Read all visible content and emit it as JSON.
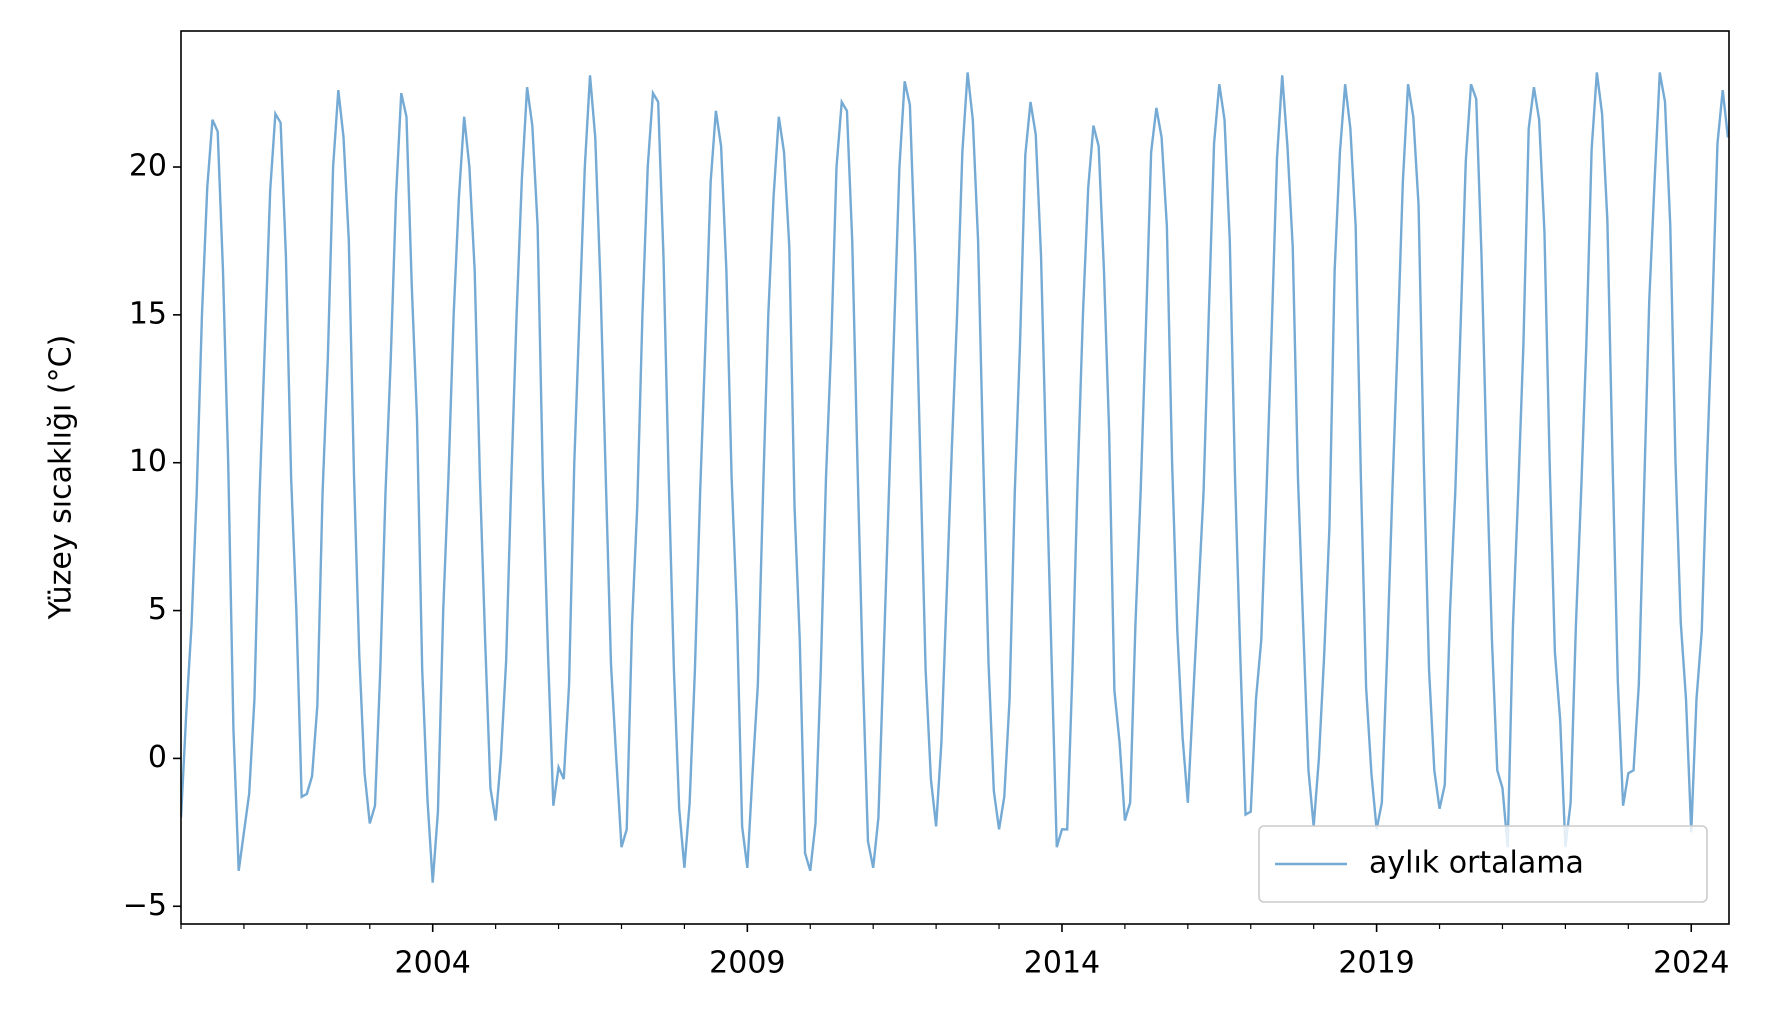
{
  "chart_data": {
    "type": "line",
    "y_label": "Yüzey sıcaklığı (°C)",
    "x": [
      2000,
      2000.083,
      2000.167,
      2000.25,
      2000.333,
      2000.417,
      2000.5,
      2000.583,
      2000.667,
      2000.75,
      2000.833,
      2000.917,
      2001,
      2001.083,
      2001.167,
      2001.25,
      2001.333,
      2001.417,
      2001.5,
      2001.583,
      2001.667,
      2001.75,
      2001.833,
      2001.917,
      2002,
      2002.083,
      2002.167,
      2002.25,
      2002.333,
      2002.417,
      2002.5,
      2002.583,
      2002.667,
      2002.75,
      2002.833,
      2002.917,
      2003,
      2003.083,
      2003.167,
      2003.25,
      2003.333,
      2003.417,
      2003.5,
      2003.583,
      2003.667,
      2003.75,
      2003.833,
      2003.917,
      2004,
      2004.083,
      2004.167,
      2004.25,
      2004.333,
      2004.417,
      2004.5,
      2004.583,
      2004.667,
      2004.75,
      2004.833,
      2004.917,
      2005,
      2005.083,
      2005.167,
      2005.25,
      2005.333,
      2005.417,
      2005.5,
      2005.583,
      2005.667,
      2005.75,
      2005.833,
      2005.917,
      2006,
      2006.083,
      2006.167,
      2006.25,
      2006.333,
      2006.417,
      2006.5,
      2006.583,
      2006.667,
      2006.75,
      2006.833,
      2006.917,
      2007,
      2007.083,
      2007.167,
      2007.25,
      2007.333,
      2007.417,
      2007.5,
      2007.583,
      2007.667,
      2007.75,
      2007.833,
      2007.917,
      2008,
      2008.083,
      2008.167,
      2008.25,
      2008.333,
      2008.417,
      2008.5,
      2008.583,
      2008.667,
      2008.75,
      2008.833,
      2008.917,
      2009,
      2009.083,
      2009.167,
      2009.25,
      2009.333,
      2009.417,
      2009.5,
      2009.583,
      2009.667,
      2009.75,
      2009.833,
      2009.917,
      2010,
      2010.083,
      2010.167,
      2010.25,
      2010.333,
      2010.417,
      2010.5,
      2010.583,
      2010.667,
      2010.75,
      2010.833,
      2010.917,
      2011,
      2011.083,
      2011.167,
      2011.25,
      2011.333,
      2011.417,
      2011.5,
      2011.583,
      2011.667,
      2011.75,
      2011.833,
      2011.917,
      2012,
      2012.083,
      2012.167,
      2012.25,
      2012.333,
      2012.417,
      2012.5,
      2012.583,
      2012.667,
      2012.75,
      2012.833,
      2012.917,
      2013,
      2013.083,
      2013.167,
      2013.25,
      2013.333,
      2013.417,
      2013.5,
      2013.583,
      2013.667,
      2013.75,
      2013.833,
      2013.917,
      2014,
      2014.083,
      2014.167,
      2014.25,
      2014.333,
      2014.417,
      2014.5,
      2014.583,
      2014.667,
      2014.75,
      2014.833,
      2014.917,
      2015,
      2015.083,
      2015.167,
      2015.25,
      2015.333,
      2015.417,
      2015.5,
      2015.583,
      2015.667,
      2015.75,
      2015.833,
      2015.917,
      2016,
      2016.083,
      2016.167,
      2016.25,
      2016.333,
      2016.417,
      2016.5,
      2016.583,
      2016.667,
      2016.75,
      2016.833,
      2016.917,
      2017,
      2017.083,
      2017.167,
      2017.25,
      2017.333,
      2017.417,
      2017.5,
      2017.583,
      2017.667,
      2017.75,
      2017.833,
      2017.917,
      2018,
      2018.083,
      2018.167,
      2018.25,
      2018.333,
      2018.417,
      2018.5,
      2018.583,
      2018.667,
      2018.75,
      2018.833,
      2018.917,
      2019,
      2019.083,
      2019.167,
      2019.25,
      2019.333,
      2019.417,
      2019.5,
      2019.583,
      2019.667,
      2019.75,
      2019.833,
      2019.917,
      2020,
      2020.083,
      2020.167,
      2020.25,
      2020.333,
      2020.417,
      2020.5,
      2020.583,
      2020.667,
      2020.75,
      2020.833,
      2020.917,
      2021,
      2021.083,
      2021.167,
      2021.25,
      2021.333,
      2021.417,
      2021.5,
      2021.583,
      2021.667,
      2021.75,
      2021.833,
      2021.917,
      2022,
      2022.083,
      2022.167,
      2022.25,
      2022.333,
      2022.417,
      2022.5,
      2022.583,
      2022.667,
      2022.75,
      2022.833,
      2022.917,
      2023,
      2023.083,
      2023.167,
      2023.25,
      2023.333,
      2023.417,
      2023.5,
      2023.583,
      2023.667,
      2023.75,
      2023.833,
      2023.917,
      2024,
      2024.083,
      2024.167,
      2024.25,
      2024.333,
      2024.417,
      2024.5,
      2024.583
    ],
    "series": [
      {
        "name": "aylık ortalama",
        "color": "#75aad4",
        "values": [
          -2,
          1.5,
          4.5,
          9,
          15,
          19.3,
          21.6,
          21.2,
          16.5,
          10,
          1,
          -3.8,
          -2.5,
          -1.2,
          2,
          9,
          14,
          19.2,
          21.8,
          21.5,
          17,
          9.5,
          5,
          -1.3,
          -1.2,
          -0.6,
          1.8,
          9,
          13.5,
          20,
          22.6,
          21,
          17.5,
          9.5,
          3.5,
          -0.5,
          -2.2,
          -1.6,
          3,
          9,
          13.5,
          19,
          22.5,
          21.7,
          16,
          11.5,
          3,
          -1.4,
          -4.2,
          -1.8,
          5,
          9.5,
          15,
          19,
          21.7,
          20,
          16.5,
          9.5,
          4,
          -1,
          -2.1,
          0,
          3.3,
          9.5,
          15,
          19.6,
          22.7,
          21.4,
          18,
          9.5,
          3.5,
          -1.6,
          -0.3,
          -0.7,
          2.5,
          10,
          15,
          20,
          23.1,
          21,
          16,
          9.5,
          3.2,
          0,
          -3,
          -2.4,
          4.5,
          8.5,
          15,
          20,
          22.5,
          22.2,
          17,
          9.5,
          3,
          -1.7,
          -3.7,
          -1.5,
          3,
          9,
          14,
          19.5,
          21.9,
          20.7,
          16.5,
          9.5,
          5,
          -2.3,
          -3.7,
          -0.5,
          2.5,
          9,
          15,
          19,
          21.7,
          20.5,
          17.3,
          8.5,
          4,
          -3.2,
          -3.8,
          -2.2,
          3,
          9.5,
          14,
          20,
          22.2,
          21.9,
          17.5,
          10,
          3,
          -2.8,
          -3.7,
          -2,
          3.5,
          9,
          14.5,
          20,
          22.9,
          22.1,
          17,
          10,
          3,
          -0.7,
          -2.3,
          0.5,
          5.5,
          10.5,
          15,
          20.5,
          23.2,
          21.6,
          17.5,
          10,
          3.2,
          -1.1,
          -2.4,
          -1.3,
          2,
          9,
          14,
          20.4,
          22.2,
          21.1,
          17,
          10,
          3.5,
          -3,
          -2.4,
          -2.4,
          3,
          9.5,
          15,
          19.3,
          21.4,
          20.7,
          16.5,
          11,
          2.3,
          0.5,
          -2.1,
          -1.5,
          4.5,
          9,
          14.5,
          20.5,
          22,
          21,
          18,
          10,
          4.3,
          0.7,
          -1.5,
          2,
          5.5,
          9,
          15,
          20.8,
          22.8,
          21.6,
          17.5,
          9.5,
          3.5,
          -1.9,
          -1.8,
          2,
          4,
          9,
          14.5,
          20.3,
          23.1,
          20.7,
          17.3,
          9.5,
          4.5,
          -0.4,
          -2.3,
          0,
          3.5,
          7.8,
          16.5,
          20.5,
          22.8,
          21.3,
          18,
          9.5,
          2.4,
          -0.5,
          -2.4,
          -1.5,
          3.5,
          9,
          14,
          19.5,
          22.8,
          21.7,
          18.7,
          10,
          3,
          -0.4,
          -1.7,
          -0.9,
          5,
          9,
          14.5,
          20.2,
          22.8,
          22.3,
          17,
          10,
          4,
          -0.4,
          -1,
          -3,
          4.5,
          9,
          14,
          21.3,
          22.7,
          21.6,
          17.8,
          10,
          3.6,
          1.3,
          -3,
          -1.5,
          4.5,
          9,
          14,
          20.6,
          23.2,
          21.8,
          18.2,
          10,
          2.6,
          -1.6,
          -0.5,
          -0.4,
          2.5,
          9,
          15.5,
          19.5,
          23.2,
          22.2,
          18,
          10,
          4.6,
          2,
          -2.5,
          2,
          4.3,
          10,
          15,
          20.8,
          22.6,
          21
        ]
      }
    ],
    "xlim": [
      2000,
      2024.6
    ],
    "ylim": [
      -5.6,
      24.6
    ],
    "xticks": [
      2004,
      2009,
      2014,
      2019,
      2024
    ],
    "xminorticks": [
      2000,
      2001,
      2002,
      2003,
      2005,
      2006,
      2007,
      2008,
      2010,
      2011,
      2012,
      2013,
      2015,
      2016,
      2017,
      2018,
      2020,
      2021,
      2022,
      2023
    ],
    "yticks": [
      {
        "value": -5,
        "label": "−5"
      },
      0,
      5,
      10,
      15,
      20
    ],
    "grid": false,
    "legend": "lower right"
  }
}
++++++
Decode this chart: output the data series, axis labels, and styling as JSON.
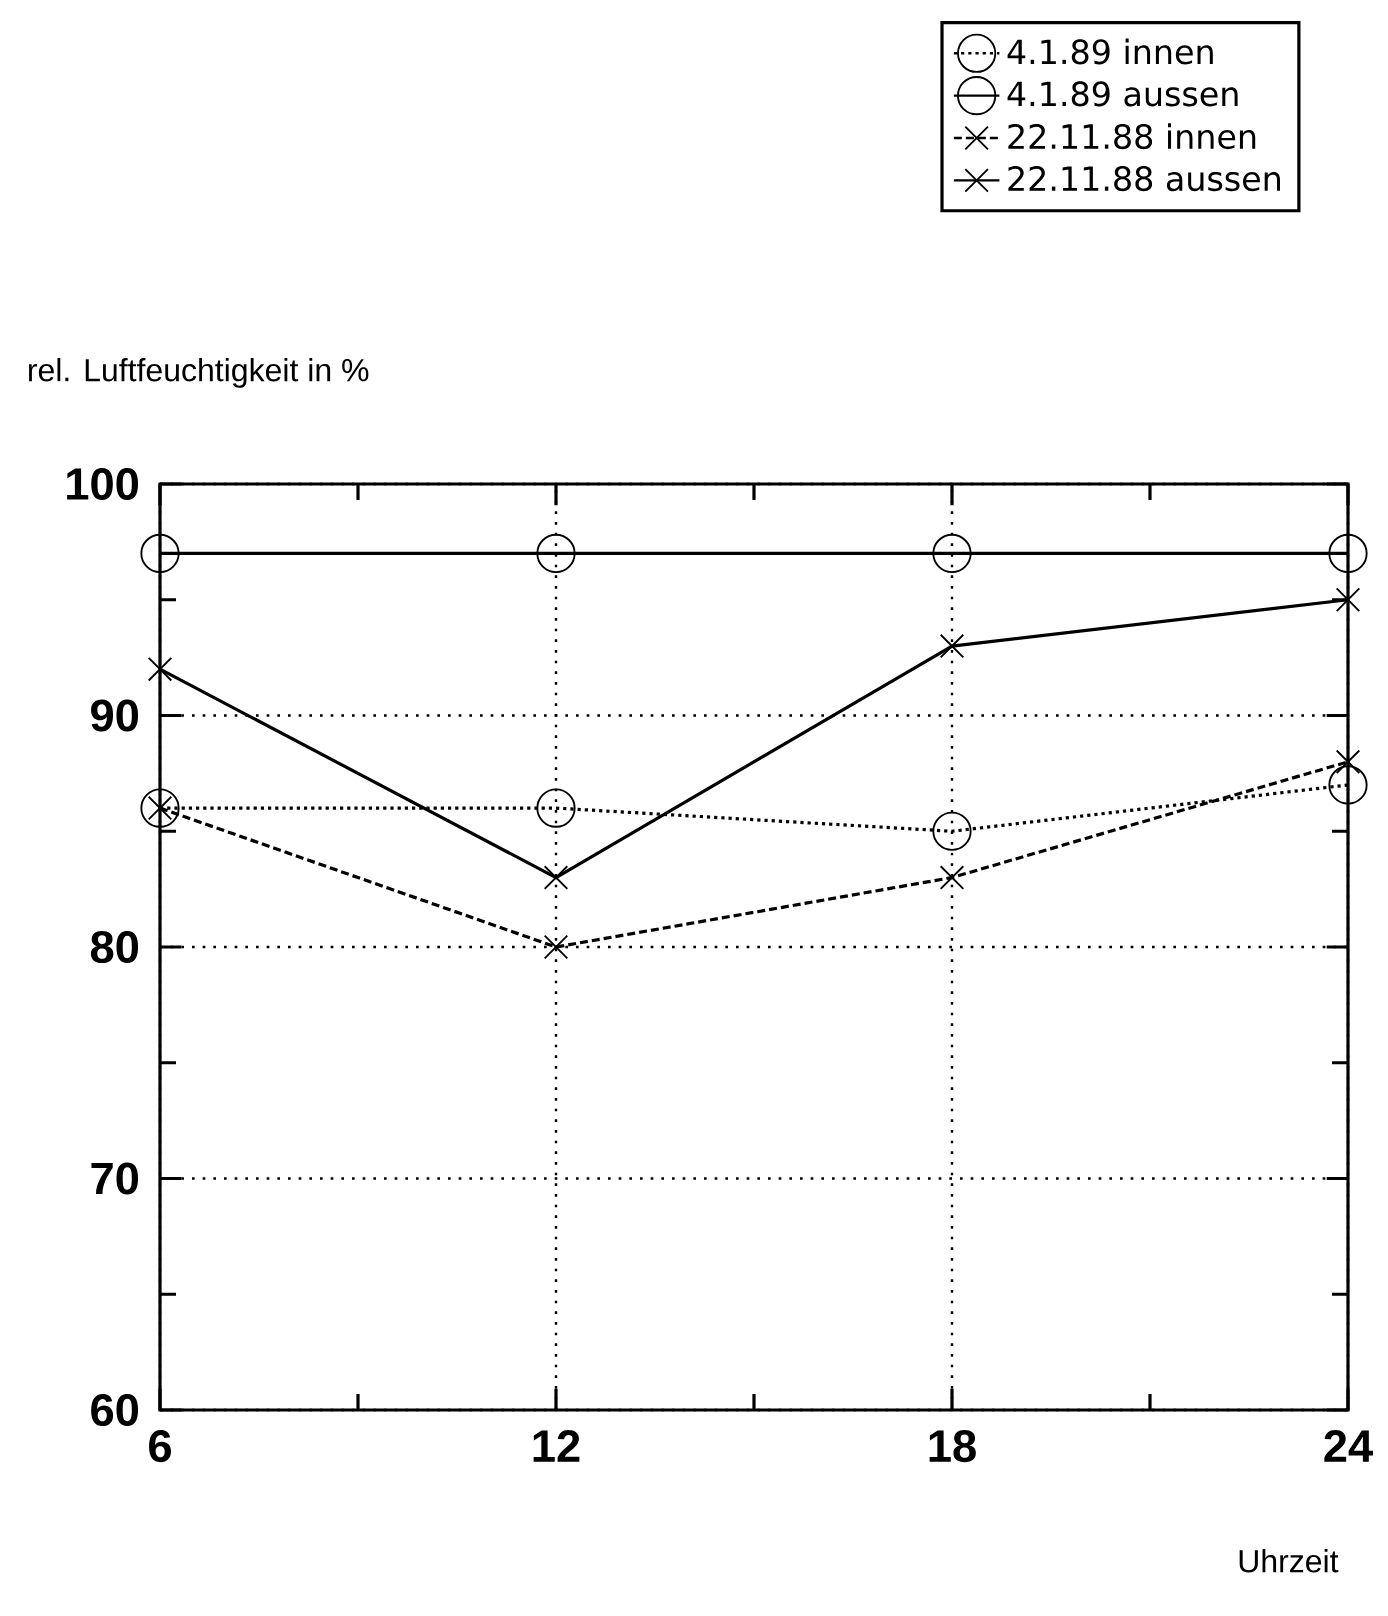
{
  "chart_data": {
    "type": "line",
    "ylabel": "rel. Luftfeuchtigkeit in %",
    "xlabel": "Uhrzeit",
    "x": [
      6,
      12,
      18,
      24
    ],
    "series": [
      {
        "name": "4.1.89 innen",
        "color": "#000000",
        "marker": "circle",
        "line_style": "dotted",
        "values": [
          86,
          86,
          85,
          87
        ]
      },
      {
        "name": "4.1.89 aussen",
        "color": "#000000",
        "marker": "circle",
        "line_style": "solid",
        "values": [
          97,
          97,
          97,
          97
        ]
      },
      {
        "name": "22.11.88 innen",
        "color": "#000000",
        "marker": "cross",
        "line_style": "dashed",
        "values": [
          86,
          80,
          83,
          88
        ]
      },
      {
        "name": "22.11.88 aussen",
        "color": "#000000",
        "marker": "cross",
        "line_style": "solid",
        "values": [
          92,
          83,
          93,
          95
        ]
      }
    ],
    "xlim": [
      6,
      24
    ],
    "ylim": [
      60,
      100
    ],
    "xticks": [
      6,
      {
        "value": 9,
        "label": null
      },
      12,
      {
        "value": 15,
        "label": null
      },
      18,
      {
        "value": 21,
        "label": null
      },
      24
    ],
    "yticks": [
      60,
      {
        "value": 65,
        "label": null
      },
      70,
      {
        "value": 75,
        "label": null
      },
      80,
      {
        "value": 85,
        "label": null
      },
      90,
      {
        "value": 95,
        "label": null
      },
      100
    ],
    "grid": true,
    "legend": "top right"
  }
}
++++++
### Task to carry out
Look through the data above. Each line containing the word "JSON" needs to be copied.

### Task answer
Read all visible content and emit it as JSON.
Decode this chart: output the data series, axis labels, and styling as JSON.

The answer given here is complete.